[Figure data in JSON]
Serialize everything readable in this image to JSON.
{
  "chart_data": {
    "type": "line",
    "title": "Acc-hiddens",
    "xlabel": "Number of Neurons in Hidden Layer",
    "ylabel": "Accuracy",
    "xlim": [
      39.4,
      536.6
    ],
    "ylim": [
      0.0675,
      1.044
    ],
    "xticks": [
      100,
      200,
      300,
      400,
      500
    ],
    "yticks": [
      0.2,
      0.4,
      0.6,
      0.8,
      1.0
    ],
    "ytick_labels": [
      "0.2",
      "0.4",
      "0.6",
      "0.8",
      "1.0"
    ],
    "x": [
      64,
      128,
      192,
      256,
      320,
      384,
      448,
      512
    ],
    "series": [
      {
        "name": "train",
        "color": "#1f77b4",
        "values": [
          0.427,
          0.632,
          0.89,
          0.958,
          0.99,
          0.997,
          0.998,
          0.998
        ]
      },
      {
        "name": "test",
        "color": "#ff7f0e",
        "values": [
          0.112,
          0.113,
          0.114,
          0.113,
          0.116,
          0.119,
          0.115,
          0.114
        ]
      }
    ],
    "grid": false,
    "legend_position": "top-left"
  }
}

Aim of the task: Write out the entries above word for word.

Response to the task:
Serialize everything readable in this image to JSON.
{
  "chart_data": {
    "type": "line",
    "title": "Acc-hiddens",
    "xlabel": "Number of Neurons in Hidden Layer",
    "ylabel": "Accuracy",
    "xlim": [
      39.4,
      536.6
    ],
    "ylim": [
      0.0675,
      1.044
    ],
    "xticks": [
      100,
      200,
      300,
      400,
      500
    ],
    "yticks": [
      0.2,
      0.4,
      0.6,
      0.8,
      1.0
    ],
    "ytick_labels": [
      "0.2",
      "0.4",
      "0.6",
      "0.8",
      "1.0"
    ],
    "x": [
      64,
      128,
      192,
      256,
      320,
      384,
      448,
      512
    ],
    "series": [
      {
        "name": "train",
        "color": "#1f77b4",
        "values": [
          0.427,
          0.632,
          0.89,
          0.958,
          0.99,
          0.997,
          0.998,
          0.998
        ]
      },
      {
        "name": "test",
        "color": "#ff7f0e",
        "values": [
          0.112,
          0.113,
          0.114,
          0.113,
          0.116,
          0.119,
          0.115,
          0.114
        ]
      }
    ],
    "grid": false,
    "legend_position": "top-left"
  }
}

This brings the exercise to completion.